SELECTED PASSAGE =
— START —
TranslatorSRI / NodeNormalization

Service that produces Translator compliant nodes given a curie
MIT License
9 stars 6 forks source link

Reproducible error when using drug_chemical_conflate #221

Closed gaurav closed 6 months ago

gaurav commented 8 months ago

As reported by @EvanDietzMorris, querying PUBCHEM.COMPOUND:440055 without drug_chemical_conflate works fine: https://nodenormalization-sri.renci.org/1.4/get_normalized_nodes?curie=PUBCHEM.COMPOUND%3A440055&conflate=true&drug_chemical_conflate=false&description=false

But querying it with drug_chemical_conflate turned on consistently causes an error during processing: https://nodenormalization-sri.renci.org/1.4/get_normalized_nodes?curie=PUBCHEM.COMPOUND%3A440055&conflate=true&drug_chemical_conflate=true&description=false

gaurav commented 8 months ago

The problem appears to be that PUBCHEM.COMPOUND:440055 is conflated with RXCUI:2642190, which is missing from NodeNorm for some reason: https://nodenormalization-sri.renci.org/1.4/get_normalized_nodes?curie=RXCUI:2642190&conflate=true&drug_chemical_conflate=false&description=false

This apparently causes an exception to be thrown when trying to figure out the types of this identifier:

[2023-10-09 20:48:09 +0000] [13] [INFO] 172.25.13.150:55558 - "GET /docs HTTP/1.1" 200
2023-10-09 20:48:10,600 | ERROR | normalizer:get_normalized_nodes | Exception: Traceback (most recent call last):
  File "/code/node_normalizer/normalizer.py", line 559, in get_normalized_nodes
    eqids2, types2 = await get_eqids_and_types(app, all_other_ids)
— END —
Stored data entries
— START —
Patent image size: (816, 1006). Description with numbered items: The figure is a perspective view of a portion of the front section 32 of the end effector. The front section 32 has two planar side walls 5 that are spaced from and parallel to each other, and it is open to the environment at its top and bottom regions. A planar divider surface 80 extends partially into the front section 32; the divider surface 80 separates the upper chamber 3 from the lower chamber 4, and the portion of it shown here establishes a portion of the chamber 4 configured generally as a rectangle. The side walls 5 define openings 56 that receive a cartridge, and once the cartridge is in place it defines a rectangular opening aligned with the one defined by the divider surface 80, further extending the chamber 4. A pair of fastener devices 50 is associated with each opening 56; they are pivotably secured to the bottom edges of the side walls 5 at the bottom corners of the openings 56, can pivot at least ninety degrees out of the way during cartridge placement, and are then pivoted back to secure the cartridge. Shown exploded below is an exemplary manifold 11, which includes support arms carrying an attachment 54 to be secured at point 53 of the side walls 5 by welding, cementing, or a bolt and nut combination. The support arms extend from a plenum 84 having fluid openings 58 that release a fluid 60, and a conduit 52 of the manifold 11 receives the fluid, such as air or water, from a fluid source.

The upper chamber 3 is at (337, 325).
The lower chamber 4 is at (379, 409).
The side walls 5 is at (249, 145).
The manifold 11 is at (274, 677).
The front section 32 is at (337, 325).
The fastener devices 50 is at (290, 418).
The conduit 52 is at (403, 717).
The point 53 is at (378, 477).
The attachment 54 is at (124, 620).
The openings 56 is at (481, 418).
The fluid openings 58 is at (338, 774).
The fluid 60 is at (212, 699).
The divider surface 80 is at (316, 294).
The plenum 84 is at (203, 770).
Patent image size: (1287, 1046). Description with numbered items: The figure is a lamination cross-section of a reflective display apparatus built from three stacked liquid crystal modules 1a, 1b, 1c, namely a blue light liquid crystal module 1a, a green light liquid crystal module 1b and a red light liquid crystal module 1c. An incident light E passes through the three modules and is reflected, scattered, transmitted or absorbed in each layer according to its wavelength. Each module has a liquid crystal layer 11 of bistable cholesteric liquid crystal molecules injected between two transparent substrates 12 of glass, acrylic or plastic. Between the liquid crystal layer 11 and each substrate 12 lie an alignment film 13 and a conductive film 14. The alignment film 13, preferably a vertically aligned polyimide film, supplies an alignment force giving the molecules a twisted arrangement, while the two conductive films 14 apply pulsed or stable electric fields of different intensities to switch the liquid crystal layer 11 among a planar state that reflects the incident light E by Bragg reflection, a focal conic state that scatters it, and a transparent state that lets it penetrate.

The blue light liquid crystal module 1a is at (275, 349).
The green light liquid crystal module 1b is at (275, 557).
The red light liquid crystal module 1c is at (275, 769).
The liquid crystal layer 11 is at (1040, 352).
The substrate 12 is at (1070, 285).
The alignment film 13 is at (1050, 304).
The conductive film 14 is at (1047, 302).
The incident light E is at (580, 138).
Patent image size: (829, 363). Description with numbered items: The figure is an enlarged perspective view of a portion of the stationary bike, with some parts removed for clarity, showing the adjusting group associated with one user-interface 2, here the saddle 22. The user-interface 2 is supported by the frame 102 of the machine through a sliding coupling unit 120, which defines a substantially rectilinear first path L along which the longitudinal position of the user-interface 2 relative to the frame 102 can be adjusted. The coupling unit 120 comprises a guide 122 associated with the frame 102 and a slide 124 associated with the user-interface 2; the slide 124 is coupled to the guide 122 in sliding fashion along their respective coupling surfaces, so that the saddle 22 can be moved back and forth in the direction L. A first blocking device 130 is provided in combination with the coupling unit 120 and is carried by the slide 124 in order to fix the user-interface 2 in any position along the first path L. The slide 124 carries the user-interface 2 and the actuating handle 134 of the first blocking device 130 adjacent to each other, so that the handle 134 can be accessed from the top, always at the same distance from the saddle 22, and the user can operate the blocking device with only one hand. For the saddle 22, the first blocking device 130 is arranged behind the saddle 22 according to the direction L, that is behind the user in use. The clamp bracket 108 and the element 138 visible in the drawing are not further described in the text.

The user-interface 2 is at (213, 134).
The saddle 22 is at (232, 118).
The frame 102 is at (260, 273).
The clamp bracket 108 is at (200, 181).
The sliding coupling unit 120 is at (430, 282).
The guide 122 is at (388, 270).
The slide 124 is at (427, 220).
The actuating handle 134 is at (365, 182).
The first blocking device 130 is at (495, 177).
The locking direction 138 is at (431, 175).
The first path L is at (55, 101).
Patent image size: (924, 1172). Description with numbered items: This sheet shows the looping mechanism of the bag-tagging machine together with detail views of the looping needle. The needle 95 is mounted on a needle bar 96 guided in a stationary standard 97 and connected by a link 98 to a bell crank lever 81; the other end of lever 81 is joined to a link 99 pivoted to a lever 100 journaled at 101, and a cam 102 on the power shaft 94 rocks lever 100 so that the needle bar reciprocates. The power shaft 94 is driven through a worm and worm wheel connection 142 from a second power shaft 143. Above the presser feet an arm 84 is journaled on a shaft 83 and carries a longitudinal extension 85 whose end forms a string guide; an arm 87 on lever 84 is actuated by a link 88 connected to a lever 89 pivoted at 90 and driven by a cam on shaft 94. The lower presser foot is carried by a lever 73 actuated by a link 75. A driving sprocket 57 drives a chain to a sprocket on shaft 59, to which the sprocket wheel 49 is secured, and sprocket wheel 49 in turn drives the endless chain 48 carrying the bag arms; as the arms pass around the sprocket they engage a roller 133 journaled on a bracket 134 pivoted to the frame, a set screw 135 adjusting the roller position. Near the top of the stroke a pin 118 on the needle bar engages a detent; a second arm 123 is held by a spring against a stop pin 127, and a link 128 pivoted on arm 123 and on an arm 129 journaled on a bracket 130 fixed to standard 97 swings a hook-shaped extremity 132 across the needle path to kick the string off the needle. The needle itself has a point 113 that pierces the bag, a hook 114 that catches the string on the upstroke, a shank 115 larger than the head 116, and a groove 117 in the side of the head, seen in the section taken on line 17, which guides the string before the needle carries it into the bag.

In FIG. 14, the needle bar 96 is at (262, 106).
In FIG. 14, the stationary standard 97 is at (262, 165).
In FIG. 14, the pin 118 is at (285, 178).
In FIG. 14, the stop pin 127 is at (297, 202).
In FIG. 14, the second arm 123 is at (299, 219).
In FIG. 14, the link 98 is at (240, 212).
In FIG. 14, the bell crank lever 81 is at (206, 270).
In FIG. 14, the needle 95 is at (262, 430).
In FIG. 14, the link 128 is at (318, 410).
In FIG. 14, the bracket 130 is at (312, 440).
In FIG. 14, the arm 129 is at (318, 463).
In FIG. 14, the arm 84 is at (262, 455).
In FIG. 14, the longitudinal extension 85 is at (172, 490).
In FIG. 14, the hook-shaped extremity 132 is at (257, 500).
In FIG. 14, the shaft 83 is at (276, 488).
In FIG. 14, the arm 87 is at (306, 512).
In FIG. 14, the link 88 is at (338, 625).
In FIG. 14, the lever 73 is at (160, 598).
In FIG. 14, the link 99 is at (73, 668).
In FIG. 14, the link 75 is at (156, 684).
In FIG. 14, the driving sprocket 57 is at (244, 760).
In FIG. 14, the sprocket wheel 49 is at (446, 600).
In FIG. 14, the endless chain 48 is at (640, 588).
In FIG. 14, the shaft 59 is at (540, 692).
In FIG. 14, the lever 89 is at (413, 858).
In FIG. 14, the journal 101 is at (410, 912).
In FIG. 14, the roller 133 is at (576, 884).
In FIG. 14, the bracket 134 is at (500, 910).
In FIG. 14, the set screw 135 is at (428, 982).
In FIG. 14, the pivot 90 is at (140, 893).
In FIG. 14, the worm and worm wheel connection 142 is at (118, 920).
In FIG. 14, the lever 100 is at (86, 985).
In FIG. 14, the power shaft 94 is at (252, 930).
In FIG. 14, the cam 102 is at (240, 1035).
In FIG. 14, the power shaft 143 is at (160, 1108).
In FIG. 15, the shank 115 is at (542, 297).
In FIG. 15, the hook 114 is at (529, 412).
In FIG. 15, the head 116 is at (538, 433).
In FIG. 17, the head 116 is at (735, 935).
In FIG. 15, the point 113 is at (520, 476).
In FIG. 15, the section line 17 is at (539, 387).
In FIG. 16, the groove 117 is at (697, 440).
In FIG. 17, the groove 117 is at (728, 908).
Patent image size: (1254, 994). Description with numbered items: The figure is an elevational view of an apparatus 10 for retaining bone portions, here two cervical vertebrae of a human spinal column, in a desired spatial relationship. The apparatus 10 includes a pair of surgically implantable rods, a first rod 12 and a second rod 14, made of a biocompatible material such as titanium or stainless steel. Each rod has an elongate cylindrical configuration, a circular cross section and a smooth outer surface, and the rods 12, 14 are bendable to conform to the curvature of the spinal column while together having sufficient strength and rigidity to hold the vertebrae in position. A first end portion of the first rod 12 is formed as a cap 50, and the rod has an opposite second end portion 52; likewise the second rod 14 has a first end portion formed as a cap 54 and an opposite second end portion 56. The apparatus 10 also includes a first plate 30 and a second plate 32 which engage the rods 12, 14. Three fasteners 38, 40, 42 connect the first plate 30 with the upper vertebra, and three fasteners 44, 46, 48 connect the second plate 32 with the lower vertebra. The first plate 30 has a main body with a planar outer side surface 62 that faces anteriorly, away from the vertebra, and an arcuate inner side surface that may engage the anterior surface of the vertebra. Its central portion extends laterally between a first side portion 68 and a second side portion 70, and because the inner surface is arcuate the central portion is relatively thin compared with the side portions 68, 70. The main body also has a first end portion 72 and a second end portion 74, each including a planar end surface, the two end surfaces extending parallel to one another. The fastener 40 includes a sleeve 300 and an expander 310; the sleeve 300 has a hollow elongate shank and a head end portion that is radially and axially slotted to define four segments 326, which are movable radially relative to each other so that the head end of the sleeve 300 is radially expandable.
— END —
STATED PROBLEM 1 = Quote the part of the issue thread that begins with the words containing "[2023-10-09 20:48:09 +0000]" and ends with "await get_eqids_and_types(app, all_other_ids)".
STATED PROBLEM 2 = In the issue thread, which identifier is PUBCHEM.COMPOUND:440055 conflated with?
The rows aren't needed for anything here.

RESPONSE 1 =
[2023-10-09 20:48:09 +0000] [13] [INFO] 172.25.13.150:55558 - "GET /docs HTTP/1.1" 200
2023-10-09 20:48:10,600 | ERROR | normalizer:get_normalized_nodes | Exception: Traceback (most recent call last):
  File "/code/node_normalizer/normalizer.py", line 559, in get_normalized_nodes
    eqids2, types2 = await get_eqids_and_types(app, all_other_ids)

RESPONSE 2 = RXCUI:2642190